┌─ SUPPLIED MATERIAL

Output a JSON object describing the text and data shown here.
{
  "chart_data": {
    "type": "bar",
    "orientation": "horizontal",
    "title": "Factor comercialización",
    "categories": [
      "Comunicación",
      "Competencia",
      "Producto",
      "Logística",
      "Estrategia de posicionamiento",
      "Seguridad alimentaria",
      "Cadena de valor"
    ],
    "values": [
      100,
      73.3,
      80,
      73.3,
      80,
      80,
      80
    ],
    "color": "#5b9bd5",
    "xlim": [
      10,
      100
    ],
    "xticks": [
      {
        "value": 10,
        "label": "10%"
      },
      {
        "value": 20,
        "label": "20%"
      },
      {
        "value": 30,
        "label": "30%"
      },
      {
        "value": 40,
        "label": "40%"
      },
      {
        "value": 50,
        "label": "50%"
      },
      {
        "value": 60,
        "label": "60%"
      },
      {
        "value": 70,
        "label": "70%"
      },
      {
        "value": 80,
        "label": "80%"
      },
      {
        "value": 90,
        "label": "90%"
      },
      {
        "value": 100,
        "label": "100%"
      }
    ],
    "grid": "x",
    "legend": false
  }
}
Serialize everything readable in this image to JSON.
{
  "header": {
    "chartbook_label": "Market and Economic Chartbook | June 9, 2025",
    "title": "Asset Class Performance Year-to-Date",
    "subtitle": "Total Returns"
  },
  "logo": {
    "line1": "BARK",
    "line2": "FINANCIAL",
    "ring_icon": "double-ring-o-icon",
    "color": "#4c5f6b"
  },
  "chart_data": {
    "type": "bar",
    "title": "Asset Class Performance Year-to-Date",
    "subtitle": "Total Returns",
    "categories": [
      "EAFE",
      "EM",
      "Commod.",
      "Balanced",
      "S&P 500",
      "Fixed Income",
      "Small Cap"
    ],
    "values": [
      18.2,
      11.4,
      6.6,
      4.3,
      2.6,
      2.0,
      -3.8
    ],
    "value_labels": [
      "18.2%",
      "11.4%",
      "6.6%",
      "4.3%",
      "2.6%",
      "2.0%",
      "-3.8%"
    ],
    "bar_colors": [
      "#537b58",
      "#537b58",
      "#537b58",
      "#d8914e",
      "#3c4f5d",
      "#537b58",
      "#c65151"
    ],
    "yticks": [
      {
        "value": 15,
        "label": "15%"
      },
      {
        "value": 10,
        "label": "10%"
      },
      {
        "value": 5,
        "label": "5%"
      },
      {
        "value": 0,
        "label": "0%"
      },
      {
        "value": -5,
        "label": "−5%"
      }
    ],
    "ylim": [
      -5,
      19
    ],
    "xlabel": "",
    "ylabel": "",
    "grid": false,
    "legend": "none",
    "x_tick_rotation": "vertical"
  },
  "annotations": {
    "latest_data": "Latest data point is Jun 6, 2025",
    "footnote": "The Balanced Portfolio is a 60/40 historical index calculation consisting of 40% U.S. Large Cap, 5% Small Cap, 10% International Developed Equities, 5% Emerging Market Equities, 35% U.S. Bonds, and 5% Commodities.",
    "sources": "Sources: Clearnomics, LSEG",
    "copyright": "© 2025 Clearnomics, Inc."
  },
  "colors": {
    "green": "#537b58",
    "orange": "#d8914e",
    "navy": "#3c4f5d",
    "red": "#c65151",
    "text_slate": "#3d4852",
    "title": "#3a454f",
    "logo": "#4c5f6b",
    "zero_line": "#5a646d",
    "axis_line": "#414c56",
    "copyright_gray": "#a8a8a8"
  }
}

└─

| REQUIREMENTS |
Lines containing the word "Clearnomics" are to be counted in the listing; state their number alone.

| EXERCISE OUTPUT |
2